(Rows from a figure dataset)
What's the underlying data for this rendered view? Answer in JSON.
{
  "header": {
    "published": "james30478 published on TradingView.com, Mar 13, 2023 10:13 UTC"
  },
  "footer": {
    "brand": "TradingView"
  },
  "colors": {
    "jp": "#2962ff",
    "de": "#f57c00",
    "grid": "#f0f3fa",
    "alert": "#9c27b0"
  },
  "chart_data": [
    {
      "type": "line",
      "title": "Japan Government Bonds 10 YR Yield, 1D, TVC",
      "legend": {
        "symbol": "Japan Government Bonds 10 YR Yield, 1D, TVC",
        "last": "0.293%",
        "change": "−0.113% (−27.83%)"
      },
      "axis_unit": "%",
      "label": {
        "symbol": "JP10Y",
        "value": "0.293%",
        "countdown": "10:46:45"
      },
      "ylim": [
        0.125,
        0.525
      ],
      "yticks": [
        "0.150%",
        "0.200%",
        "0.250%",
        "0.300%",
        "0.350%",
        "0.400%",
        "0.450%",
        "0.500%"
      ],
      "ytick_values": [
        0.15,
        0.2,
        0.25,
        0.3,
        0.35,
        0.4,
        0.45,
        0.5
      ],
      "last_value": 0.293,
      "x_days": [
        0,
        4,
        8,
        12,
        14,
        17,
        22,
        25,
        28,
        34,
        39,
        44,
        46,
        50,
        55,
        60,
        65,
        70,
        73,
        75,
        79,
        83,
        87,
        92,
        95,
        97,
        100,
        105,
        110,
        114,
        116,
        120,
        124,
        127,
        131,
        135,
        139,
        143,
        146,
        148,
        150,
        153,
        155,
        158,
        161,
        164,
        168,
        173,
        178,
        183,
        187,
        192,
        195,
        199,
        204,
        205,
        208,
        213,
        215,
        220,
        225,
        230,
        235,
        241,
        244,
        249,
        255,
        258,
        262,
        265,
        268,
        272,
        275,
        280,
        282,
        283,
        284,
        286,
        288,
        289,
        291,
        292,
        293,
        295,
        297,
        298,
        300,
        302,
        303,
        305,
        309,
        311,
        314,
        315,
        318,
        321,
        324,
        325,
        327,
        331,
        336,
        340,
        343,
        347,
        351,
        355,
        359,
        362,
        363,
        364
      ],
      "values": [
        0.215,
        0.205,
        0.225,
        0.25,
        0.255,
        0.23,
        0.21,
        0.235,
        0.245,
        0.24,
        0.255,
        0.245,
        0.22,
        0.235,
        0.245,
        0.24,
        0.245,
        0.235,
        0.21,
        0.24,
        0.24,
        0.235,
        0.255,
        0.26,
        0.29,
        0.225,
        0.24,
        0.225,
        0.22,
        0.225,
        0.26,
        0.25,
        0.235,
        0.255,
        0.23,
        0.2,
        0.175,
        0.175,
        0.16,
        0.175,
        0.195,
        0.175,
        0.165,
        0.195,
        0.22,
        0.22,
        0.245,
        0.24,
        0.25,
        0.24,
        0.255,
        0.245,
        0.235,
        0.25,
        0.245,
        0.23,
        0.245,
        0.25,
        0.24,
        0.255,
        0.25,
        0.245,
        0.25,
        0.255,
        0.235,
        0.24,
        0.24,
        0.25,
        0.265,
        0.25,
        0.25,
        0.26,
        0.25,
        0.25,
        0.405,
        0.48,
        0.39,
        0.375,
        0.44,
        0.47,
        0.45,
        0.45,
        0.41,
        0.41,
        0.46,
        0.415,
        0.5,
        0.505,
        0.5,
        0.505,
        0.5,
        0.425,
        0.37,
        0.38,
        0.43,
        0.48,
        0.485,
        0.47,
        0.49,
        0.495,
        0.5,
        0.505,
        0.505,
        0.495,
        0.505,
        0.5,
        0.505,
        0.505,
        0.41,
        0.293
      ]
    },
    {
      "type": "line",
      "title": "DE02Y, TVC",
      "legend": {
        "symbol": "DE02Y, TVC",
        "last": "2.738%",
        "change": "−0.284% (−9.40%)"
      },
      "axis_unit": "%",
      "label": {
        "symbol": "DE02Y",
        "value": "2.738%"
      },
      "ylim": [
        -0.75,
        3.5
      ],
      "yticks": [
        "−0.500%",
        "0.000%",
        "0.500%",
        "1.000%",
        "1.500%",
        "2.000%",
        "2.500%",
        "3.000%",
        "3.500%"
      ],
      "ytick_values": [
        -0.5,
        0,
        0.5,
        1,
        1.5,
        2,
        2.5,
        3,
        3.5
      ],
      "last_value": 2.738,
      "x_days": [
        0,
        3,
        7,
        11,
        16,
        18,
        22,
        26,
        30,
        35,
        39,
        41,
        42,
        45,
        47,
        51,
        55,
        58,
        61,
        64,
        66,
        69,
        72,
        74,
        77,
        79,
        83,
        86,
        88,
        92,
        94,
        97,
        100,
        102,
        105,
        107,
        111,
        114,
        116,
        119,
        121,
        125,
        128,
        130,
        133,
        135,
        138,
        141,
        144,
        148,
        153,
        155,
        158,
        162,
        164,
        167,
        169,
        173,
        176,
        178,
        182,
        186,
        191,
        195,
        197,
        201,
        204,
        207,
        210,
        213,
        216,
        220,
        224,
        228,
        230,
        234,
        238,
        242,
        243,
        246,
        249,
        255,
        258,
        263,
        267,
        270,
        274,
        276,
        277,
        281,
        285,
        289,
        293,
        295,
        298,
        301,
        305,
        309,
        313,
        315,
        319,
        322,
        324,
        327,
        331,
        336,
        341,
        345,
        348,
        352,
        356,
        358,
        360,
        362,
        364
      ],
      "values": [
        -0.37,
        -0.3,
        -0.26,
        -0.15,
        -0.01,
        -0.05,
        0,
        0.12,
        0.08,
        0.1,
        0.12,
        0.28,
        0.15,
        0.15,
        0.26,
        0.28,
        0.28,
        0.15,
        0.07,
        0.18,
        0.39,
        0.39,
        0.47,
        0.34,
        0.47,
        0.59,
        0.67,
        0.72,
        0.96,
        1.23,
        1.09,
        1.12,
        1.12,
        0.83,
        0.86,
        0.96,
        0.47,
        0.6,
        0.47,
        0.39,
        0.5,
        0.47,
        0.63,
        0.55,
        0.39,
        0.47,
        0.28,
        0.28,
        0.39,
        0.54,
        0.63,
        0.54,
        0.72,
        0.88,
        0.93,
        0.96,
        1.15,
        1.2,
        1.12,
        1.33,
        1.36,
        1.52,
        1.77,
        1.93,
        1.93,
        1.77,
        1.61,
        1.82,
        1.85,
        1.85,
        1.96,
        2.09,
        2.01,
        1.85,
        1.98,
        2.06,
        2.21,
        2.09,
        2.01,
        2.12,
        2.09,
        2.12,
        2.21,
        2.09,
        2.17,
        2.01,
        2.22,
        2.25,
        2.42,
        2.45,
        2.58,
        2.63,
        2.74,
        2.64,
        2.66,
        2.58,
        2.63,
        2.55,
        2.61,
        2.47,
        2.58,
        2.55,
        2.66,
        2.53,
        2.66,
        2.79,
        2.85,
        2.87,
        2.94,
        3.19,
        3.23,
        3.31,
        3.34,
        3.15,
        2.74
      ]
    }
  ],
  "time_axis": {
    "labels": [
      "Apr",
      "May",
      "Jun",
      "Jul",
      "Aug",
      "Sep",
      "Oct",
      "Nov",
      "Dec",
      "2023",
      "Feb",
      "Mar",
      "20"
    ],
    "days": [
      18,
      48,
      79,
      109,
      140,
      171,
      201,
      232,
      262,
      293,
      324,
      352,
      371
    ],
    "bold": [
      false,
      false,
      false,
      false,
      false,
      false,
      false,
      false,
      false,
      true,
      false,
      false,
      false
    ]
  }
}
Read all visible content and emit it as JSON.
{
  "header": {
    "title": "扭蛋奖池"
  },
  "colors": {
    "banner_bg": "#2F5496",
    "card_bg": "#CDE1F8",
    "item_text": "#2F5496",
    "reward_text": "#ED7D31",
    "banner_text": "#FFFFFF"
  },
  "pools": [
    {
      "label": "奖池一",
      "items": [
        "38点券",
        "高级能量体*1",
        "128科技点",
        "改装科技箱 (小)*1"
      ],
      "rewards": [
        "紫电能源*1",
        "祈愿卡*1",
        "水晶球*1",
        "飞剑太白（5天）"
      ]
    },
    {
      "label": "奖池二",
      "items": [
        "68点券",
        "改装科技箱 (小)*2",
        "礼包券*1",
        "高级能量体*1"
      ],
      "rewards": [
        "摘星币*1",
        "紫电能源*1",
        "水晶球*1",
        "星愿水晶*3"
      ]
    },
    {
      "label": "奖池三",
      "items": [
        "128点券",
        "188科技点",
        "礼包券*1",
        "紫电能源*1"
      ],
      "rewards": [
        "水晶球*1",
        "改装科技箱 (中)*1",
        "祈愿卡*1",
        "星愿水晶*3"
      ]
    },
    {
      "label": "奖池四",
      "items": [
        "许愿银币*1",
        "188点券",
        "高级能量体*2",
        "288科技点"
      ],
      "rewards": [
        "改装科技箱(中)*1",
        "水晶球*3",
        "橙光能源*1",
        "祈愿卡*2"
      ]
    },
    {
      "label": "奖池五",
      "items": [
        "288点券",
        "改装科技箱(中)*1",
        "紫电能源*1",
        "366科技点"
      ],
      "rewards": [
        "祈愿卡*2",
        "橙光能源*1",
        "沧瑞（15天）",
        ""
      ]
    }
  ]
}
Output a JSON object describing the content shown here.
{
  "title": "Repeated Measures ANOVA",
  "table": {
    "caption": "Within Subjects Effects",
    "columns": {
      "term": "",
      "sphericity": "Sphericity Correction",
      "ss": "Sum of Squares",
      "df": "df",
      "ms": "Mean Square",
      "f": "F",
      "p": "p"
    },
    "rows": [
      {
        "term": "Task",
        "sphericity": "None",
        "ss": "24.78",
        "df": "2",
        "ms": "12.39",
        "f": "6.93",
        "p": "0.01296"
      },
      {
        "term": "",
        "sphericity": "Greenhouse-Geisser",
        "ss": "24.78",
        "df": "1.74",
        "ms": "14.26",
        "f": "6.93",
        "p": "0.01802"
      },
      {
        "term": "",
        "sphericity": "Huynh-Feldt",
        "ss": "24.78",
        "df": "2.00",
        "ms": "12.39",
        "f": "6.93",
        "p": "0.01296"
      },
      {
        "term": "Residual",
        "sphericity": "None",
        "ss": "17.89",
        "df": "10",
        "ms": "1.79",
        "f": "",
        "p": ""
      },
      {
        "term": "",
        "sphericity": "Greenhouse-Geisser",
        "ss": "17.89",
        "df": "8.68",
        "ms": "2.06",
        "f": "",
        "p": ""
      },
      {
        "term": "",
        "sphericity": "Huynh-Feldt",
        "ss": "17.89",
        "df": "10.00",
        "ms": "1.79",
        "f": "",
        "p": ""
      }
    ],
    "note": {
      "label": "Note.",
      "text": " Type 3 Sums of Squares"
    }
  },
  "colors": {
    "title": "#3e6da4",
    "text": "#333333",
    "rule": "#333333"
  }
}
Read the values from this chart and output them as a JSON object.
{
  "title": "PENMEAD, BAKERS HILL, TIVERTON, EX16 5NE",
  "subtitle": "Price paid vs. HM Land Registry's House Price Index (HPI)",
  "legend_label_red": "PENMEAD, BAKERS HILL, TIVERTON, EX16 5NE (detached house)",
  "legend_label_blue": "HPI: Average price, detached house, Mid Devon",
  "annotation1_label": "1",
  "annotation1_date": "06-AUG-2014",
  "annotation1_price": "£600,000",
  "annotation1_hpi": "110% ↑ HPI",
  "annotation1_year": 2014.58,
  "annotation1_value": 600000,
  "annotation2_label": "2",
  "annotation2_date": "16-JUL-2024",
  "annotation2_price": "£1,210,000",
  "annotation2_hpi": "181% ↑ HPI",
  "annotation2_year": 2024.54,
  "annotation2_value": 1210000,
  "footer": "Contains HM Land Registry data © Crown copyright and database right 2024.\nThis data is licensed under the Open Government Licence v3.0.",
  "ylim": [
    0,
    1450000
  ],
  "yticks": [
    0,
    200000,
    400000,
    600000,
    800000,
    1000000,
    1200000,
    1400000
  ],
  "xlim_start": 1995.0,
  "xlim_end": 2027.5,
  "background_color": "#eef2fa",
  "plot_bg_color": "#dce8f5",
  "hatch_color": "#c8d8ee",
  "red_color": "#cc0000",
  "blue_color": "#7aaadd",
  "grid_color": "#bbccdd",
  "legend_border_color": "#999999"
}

■ SET EXERCISE ■
Answer with one number: how many lines in the listing hold "object".

■ TASK OUTPUT ■
2